Santo Tomás Apóstol
Ef 2, 19-22; Jn
20, 24-29
Queridos hermanos:
Hoy se nos proclama una palabra llena de profundidad y esperanza. Tras las apariciones de Cristo Resucitado a María Magdalena, a Pedro y a los discípulos de Emaús, la Palabra nos presenta los primeros encuentros de Cristo glorioso con los apóstoles. En estos encuentros se nos revela un misterio grande: los discípulos reciben el Espíritu Santo y son enviados, como Iglesia naciente, a la misión de perdonar los pecados.
En
la primera lectura se nos recuerda el llamado a los discípulos, semejante al de
los profetas y apóstoles, como anticipación de la manifestación plena de la
salvación que hemos recibido por la fe en Cristo Jesús. El Señor no excluye a nadie, espera con amor
incluso a los que se quedan rezagados, como Tomás. Su aparente obstinación se
convierte para nosotros en una fuente de bendición, porque la fe no depende de
lo que se ve, sino del testimonio que el Espíritu Santo infunde en lo profundo
del corazón.
Los
discípulos son incorporados a la comunión del Padre y del Hijo en el Espíritu
Santo. Reciben los dones de la alegría y la paz, confirmados tres veces por el
Señor. Con ello, se les concede la misión, -el munus- de Cristo: el
poder de perdonar pecados. Y por medio de la confesión de fe de Tomás, nosotros
también somos llamados a una fe que no se apoya en los sentidos, sino en el
testimonio interior del Espíritu. Como enseñó san Agustín: Tomás contempló al
hombre, y confesó a Dios. No fue la carne, sino el corazón iluminado por el
Espíritu lo que hizo posible esa proclamación.
------------------------------------------------
COMPRUEBA TU COMPRENSIÓN
(A) Por favor, transcribe sin cambios un pasaje del texto sobre santo Tomás: empieza en las palabras "Santo Tomás Apóstol" y termina después de "perdonar los pecados.".
(B) Indica si cada afirmación coincide con el texto sobre santo Tomás. Responde sí o no y cita las palabras del texto que lo deciden. (i) Los discípulos reciben los dones de la alegría y la paz, confirmados tres veces por el Señor. (ii) El Señor deja fuera a quienes se quedan rezagados. (iii) Según la cita de san Agustín, Tomás contempló a Dios y confesó al hombre.
(C) Escribe cómo sigue el texto sobre santo Tomás a partir de su última frase.
El listado procede de otra fuente distinta del texto sobre santo Tomás.

DATOS PARA ANALIZAR
------------------------------------------------
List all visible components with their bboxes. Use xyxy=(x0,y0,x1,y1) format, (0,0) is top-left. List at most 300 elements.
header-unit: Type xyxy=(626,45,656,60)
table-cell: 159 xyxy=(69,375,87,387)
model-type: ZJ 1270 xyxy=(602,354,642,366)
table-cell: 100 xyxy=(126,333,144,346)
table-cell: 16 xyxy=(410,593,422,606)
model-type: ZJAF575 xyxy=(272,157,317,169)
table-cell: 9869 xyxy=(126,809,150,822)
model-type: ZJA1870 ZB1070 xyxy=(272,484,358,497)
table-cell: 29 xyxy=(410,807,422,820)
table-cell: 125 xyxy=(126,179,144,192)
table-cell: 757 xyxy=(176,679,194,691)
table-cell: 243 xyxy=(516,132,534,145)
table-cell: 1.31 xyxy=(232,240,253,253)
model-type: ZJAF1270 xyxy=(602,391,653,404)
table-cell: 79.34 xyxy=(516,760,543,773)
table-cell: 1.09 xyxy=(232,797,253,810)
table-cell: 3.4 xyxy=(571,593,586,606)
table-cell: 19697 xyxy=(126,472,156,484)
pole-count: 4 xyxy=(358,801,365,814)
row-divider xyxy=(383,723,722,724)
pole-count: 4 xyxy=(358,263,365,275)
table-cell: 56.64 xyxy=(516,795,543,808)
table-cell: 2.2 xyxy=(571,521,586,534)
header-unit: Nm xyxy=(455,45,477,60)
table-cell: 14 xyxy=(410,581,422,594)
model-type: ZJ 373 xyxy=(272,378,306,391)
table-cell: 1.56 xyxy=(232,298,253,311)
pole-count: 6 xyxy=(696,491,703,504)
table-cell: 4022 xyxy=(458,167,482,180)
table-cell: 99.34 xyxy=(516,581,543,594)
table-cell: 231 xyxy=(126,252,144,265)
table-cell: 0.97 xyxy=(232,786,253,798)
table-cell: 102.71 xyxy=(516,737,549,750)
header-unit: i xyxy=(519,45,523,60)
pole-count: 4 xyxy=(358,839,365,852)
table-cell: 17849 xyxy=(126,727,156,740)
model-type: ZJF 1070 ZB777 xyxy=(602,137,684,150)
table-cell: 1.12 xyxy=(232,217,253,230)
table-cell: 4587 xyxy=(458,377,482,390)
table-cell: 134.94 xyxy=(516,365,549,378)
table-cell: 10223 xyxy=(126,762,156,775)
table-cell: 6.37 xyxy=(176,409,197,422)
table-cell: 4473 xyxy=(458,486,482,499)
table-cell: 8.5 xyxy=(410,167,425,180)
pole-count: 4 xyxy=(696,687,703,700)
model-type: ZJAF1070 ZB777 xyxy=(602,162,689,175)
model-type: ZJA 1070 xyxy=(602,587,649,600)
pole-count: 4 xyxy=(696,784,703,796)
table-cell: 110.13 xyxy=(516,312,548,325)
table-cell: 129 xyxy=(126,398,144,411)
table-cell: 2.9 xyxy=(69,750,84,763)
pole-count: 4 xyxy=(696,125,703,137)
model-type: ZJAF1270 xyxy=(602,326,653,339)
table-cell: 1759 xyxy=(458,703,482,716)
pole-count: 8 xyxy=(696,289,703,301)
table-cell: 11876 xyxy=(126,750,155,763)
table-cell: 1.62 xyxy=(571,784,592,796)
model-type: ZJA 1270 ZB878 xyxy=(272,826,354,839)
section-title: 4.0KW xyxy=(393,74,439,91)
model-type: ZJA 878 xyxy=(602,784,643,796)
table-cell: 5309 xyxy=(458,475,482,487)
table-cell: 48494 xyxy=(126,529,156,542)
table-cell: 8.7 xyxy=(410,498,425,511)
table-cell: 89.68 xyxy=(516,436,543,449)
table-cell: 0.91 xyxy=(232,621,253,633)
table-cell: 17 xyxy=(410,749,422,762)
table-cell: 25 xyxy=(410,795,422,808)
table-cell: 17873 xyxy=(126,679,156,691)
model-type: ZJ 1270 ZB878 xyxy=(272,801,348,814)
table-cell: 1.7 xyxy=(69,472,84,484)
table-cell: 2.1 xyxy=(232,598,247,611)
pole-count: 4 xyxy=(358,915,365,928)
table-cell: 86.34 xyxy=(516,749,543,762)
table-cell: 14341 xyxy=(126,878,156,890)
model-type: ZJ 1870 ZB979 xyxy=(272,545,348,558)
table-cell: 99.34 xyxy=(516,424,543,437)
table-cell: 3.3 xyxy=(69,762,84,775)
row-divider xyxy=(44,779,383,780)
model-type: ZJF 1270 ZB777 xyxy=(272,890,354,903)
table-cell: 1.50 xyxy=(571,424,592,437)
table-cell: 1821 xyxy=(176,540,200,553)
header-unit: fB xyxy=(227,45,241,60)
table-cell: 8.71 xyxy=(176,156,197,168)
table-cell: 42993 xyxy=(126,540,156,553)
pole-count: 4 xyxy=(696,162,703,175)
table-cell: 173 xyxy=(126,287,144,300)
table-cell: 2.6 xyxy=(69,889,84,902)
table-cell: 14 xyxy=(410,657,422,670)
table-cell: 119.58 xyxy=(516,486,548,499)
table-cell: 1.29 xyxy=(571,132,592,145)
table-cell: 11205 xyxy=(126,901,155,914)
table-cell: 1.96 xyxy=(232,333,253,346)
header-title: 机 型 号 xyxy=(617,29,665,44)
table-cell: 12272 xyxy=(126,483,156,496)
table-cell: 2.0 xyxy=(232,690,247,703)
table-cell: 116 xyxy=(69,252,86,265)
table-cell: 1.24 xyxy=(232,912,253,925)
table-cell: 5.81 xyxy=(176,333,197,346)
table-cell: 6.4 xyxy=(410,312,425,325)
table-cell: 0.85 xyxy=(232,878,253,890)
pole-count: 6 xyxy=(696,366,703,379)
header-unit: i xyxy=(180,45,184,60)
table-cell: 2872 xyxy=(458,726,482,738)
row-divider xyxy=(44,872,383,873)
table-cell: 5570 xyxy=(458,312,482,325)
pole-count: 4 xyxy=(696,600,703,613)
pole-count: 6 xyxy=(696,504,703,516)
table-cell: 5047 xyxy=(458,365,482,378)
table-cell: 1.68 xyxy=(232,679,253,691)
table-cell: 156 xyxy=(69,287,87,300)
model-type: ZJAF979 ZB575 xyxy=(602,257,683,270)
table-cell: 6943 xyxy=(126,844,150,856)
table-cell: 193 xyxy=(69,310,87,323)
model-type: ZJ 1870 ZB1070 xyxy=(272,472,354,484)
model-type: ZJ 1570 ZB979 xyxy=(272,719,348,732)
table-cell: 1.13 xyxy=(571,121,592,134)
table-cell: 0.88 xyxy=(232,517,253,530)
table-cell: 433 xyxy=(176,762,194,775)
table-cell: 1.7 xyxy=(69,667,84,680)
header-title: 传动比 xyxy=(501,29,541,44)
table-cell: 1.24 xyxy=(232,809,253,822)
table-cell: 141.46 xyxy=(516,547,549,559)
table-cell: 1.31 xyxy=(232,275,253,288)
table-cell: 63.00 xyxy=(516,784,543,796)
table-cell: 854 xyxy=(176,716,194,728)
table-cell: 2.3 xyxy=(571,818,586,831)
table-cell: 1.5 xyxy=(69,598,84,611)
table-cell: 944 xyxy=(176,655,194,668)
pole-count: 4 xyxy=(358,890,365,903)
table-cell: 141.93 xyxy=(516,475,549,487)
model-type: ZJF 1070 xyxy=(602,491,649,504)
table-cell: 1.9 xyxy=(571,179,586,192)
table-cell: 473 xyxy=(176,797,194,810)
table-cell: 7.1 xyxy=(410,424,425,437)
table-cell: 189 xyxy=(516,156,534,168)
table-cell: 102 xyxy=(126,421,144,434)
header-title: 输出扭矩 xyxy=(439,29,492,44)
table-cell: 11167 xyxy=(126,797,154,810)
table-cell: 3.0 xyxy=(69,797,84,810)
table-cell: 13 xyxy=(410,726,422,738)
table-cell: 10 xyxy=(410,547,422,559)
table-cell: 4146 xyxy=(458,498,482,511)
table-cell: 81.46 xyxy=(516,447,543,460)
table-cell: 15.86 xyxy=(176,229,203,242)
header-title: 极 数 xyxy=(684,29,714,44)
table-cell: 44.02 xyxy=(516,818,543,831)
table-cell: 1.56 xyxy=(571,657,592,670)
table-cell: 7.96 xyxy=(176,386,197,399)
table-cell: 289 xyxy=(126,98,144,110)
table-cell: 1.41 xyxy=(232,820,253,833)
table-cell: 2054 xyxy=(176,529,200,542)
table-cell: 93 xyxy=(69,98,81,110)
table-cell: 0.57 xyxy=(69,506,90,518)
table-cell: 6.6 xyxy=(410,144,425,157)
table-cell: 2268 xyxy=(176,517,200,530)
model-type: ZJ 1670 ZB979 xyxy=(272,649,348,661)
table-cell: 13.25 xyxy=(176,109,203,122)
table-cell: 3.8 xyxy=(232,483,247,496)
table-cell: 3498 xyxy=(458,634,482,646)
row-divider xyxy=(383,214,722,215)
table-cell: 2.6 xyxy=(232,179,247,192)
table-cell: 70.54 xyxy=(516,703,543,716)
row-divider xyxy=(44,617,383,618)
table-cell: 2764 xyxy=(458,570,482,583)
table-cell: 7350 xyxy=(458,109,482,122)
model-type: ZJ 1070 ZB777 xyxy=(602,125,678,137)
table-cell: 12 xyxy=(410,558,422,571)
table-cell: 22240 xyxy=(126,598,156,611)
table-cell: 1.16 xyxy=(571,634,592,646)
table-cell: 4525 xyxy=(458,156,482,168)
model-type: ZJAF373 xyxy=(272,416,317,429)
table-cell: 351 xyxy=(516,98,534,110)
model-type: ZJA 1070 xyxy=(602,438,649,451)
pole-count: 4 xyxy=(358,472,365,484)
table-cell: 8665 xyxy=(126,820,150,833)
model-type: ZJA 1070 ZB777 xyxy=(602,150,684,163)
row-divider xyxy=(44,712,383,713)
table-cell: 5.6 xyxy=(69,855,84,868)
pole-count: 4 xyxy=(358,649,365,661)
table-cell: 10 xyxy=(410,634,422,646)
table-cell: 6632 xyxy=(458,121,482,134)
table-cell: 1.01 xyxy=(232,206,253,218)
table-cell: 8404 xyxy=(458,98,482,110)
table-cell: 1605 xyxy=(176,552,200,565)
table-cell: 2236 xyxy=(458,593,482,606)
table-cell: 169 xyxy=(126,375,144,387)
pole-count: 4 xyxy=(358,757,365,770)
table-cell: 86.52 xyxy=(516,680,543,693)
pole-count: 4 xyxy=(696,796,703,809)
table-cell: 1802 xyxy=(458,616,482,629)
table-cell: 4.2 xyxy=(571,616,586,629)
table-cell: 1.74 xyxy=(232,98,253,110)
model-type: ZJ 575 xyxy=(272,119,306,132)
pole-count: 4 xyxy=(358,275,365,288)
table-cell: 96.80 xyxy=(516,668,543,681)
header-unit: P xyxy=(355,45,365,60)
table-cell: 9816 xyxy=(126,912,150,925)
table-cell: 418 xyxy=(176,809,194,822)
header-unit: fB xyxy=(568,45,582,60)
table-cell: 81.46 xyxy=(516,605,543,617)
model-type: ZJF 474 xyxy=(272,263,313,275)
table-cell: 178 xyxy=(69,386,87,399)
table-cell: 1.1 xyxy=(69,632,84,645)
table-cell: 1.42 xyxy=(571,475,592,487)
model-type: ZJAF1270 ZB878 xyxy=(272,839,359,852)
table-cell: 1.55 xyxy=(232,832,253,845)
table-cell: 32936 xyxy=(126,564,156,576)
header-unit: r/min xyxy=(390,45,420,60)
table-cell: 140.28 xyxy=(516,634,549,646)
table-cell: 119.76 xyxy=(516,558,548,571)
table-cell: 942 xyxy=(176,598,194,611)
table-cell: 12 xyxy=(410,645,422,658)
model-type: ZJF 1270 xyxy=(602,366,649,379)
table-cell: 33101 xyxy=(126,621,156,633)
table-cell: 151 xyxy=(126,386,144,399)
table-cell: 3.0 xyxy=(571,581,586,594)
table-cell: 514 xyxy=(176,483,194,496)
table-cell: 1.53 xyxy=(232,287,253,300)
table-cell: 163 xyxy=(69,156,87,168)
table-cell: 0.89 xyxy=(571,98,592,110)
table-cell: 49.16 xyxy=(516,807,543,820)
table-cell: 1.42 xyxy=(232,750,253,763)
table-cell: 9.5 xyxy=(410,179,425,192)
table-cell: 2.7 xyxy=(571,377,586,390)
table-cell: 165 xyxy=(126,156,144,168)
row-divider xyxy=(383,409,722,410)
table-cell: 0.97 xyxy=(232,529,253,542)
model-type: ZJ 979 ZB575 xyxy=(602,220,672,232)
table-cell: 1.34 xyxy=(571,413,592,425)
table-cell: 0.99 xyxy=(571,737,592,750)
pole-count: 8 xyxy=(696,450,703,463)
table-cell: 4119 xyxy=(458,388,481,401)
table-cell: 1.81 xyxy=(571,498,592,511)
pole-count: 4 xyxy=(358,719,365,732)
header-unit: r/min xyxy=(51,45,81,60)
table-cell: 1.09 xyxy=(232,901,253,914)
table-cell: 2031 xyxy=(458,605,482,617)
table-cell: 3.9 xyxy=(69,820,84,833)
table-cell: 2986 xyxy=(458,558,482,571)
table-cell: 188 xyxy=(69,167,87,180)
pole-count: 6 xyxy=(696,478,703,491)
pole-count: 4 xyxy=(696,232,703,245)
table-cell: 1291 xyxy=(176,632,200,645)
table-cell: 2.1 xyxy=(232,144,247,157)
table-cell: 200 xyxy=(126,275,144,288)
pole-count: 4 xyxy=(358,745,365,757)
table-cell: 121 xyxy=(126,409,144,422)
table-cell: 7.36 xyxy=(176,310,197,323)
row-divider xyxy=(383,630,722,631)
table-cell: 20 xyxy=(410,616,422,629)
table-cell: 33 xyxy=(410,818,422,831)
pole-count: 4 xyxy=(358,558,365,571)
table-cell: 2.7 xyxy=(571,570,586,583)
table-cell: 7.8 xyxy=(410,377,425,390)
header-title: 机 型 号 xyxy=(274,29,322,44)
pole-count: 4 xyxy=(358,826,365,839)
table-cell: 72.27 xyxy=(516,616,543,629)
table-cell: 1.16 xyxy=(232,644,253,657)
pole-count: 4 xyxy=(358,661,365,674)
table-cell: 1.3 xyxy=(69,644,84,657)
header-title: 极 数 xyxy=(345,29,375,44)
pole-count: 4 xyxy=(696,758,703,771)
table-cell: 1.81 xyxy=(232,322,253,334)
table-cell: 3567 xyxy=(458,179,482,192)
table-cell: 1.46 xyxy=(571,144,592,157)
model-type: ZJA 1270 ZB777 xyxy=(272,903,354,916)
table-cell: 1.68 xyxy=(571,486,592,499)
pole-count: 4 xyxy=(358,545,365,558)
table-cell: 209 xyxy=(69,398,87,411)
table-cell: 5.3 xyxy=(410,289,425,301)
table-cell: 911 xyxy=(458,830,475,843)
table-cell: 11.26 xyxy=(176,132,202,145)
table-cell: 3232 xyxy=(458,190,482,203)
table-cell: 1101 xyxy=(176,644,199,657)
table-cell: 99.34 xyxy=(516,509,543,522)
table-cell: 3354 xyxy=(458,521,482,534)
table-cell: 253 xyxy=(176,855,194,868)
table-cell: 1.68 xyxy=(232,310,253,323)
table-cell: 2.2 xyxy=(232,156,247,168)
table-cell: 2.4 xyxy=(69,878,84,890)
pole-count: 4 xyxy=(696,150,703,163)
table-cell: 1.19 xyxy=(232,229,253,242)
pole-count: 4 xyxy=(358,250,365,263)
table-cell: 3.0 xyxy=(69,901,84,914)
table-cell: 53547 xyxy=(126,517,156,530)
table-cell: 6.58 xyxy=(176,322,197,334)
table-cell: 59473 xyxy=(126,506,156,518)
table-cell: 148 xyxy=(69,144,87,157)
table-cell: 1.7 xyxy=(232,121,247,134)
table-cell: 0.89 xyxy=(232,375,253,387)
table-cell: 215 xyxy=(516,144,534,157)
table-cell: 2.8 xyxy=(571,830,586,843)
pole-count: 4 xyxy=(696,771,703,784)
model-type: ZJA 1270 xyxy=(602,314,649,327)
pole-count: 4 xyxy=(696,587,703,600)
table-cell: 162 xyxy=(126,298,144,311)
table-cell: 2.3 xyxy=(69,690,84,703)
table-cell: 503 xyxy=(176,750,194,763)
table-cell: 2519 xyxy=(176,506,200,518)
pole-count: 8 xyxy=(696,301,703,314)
------------------------------------------------
TUS RESPUESTAS ESCRITAS
(A)
Santo Tomás Apóstol
Ef 2, 19-22; Jn
20, 24-29
Queridos hermanos:
Hoy se nos proclama una palabra llena de profundidad y esperanza. Tras las apariciones de Cristo Resucitado a María Magdalena, a Pedro y a los discípulos de Emaús, la Palabra nos presenta los primeros encuentros de Cristo glorioso con los apóstoles. En estos encuentros se nos revela un misterio grande: los discípulos reciben el Espíritu Santo y son enviados, como Iglesia naciente, a la misión de perdonar los pecados.

(B)
(i) Sí: "Reciben los dones de la alegría y la paz, confirmados tres veces por el Señor."
(ii) No: "El Señor no excluye a nadie, espera con amor incluso a los que se quedan rezagados, como Tomás."
(iii) No: "Tomás contempló al hombre, y confesó a Dios."

(C)
Las
heridas gloriosas de Cristo son medicina para las nuestras. Ellas sanan nuestra
incredulidad, transformando el temor en confianza. Por eso san Juan declara que
el Evangelio fue escrito para que creamos y, creyendo, tengamos Vida Eterna.
Los
discípulos recibieron directamente de la boca del Señor lo que ahora nosotros
estamos llamados a transmitir. A quienes no han visto y, sin embargo, creerán
por nuestro anuncio y nuestro testimonio, se les ofrece la salvación que
alcanzará hasta los confines de la tierra.
La
obra de Cristo en nosotros empieza suscitando la fe, nos da vida por su
Espíritu, nos concede paz y alegría, y nos transforma en portadores del amor
divino. Ese amor se hace visible en el perdón que ofrecemos, en la
reconciliación que promovemos y en la comunión que vivimos.
Cristo
fue enviado por el Padre para testificar su amor eterno. Y ahora, por medio del
Espíritu, hemos recibido vida nueva, vida eterna en Dios: una vida de comunión,
de unidad profunda “un solo corazón y una sola alma” en la que se comparte todo
lo que se es y todo lo que se tiene. Así damos testimonio de la Verdad,
evangelizamos con el amor, y somos instrumentos de salvación por el perdón que
la Iglesia administra para la redención del mundo.